> **EXERCISE TASK**: Format the part that opens with the line containing "Where is each" and closes with the line containing "117, 175, 136]" as a Markdown table with columns Idx and Row. Number each line in Idx and skip any blank lines.

> **EXERCISE MATERIALS**:
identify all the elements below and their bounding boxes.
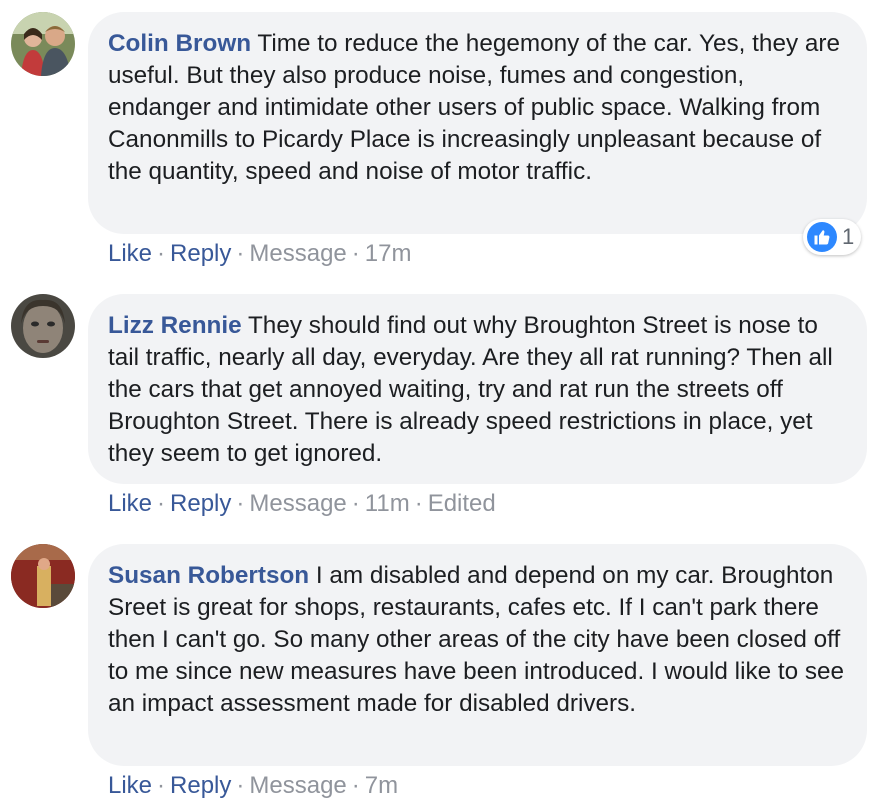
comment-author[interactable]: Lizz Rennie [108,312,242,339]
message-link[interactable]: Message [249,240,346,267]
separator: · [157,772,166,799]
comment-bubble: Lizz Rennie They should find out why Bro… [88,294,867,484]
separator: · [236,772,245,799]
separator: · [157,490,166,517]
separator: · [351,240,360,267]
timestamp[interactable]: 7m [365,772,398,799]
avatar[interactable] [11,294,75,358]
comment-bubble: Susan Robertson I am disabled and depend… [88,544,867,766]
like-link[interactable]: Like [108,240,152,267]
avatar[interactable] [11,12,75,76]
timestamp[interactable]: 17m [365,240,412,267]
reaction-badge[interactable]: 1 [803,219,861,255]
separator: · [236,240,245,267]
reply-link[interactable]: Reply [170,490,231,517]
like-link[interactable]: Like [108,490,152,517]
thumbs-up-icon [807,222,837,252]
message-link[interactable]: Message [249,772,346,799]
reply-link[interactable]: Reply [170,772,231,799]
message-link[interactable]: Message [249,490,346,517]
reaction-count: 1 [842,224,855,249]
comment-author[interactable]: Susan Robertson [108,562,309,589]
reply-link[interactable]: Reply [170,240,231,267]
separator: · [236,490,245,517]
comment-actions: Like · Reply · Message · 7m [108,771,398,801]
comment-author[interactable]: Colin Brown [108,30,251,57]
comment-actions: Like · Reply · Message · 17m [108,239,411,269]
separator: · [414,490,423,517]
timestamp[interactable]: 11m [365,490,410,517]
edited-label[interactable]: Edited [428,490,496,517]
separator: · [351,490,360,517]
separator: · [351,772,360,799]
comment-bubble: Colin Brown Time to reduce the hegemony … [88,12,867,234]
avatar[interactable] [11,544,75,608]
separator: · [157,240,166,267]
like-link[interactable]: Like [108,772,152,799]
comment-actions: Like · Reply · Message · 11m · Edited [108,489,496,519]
--
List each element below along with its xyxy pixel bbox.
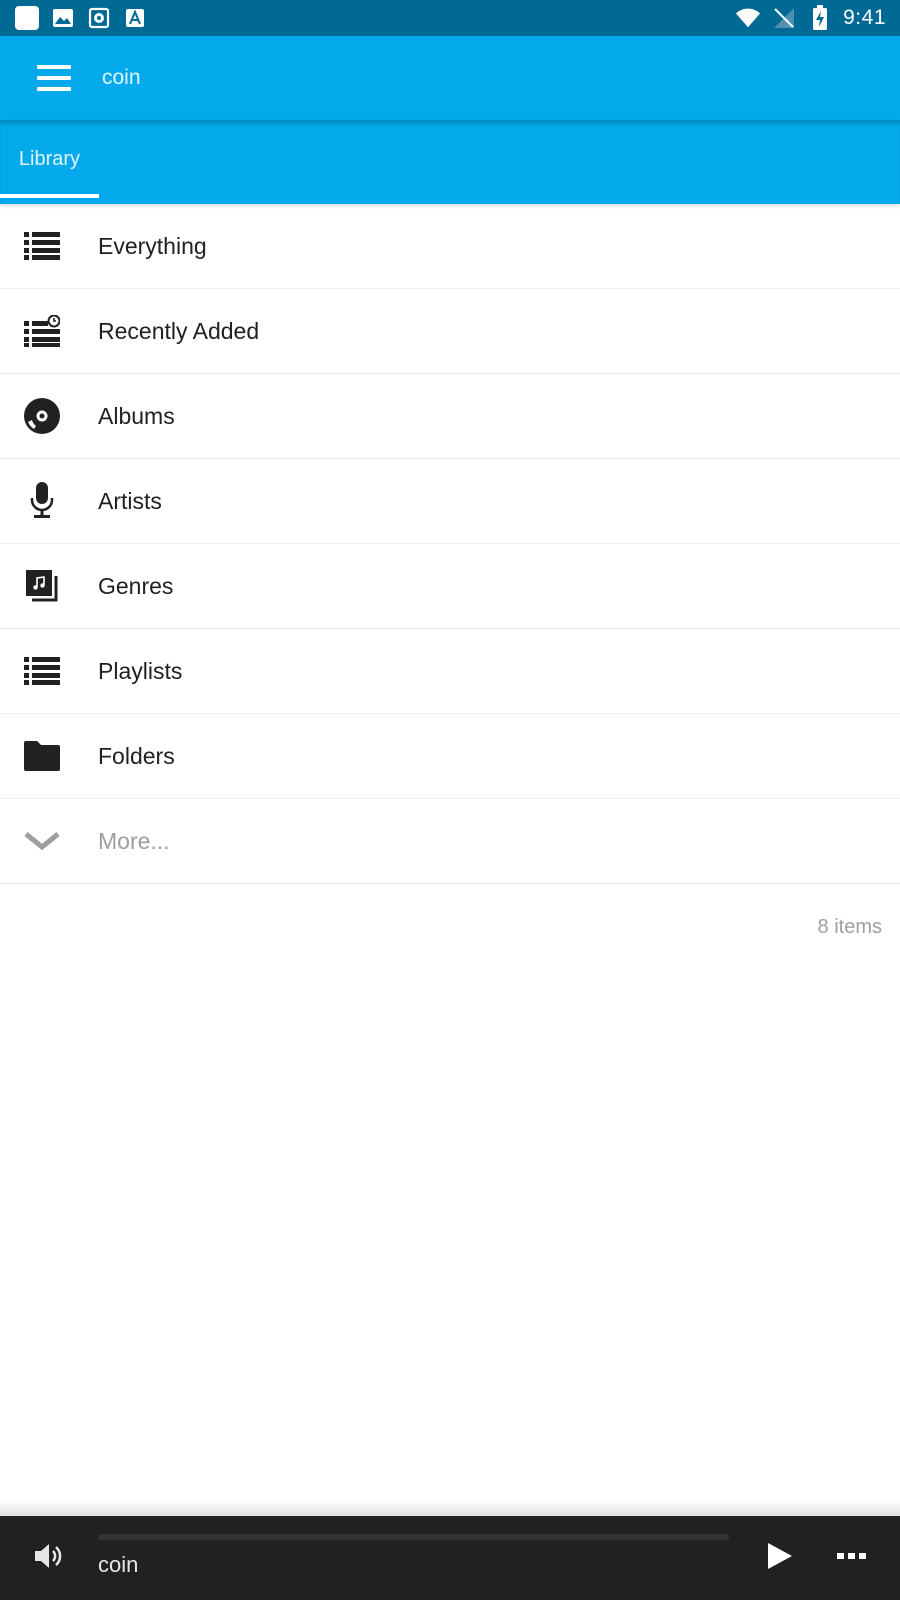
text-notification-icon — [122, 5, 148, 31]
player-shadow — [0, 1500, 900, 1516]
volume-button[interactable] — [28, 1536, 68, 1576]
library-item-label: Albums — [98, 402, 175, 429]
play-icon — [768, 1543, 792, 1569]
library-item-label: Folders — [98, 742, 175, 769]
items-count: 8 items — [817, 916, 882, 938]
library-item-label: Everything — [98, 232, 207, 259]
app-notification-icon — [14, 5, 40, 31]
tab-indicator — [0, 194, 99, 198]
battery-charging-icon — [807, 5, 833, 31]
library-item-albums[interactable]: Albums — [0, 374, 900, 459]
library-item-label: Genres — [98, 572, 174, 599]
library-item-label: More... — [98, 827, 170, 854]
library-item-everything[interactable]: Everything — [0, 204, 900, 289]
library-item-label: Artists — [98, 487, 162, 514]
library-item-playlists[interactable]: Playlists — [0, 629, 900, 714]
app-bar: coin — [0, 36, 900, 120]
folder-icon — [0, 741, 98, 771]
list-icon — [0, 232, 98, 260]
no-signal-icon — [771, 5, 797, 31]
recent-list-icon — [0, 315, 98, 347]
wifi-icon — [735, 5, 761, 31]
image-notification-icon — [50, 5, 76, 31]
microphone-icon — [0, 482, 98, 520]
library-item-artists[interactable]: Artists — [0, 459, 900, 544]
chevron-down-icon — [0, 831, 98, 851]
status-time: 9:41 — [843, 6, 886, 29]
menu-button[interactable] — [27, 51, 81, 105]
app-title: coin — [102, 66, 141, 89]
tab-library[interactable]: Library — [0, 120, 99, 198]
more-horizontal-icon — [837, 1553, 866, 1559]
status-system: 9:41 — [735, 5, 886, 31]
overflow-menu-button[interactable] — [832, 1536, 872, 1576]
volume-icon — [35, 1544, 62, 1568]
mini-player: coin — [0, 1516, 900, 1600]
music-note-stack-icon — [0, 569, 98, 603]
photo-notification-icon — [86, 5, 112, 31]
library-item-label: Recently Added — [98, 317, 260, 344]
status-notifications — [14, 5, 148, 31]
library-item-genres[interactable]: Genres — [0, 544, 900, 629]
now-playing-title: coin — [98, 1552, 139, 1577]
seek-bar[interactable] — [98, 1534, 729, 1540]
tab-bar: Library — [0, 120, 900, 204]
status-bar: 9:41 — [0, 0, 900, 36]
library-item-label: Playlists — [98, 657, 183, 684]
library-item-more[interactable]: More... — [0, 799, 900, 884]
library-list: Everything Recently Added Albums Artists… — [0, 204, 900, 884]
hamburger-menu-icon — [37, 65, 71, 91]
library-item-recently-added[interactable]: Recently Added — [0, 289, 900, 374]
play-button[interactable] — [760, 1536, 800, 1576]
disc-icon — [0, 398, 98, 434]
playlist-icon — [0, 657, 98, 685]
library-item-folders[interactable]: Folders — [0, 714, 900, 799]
...
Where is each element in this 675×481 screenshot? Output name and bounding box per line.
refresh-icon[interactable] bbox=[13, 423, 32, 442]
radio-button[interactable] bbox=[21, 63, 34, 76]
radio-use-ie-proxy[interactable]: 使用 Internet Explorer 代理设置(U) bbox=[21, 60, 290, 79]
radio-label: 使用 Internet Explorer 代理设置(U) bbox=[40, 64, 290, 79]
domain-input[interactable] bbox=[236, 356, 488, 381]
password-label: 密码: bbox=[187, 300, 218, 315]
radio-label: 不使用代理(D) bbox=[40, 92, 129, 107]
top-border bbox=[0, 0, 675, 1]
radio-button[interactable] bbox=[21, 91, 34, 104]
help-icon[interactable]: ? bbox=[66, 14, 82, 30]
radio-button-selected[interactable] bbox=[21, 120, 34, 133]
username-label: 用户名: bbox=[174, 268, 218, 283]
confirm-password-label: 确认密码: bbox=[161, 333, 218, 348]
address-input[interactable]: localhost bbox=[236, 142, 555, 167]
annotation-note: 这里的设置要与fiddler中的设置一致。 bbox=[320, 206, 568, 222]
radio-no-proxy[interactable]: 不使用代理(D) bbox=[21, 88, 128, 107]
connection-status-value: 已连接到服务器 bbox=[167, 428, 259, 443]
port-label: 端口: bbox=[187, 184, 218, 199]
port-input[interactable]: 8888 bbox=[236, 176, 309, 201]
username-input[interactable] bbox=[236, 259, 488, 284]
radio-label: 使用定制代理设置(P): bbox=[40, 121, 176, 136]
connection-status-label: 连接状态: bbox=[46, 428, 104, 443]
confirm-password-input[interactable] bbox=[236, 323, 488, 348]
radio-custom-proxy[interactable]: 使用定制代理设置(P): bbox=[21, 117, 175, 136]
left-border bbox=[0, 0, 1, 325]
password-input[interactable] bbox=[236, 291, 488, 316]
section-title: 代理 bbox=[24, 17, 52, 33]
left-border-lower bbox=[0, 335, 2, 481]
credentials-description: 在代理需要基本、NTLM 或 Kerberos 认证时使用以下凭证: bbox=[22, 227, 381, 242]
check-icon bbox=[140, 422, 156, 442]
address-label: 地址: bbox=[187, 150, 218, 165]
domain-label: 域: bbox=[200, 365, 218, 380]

> **RESULT OF THE TASK**:
| Idx | Row |
|---|---|
| 1 | Where is each element in this 675×481 screenshot? Output name and bounding box per line. |
| 2 | refresh-icon[interactable] bbox=[13, 423, 32, 442] |
| 3 | radio-button[interactable] bbox=[21, 63, 34, 76] |
| 4 | radio-use-ie-proxy[interactable]: 使用 Internet Explorer 代理设置(U) bbox=[21, 60, 290, 79] |
| 5 | radio-label: 使用 Internet Explorer 代理设置(U) bbox=[40, 64, 290, 79] |
| 6 | domain-input[interactable] bbox=[236, 356, 488, 381] |
| 7 | password-label: 密码: bbox=[187, 300, 218, 315] |
| 8 | radio-label: 不使用代理(D) bbox=[40, 92, 129, 107] |
| 9 | top-border bbox=[0, 0, 675, 1] |
| 10 | radio-button[interactable] bbox=[21, 91, 34, 104] |
| 11 | help-icon[interactable]: ? bbox=[66, 14, 82, 30] |
| 12 | radio-button-selected[interactable] bbox=[21, 120, 34, 133] |
| 13 | username-label: 用户名: bbox=[174, 268, 218, 283] |
| 14 | confirm-password-label: 确认密码: bbox=[161, 333, 218, 348] |
| 15 | address-input[interactable]: localhost bbox=[236, 142, 555, 167] |
| 16 | annotation-note: 这里的设置要与fiddler中的设置一致。 bbox=[320, 206, 568, 222] |
| 17 | radio-no-proxy[interactable]: 不使用代理(D) bbox=[21, 88, 128, 107] |
| 18 | connection-status-value: 已连接到服务器 bbox=[167, 428, 259, 443] |
| 19 | port-label: 端口: bbox=[187, 184, 218, 199] |
| 20 | port-input[interactable]: 8888 bbox=[236, 176, 309, 201] |
| 21 | username-input[interactable] bbox=[236, 259, 488, 284] |
| 22 | radio-label: 使用定制代理设置(P): bbox=[40, 121, 176, 136] |
| 23 | connection-status-label: 连接状态: bbox=[46, 428, 104, 443] |
| 24 | confirm-password-input[interactable] bbox=[236, 323, 488, 348] |
| 25 | radio-custom-proxy[interactable]: 使用定制代理设置(P): bbox=[21, 117, 175, 136] |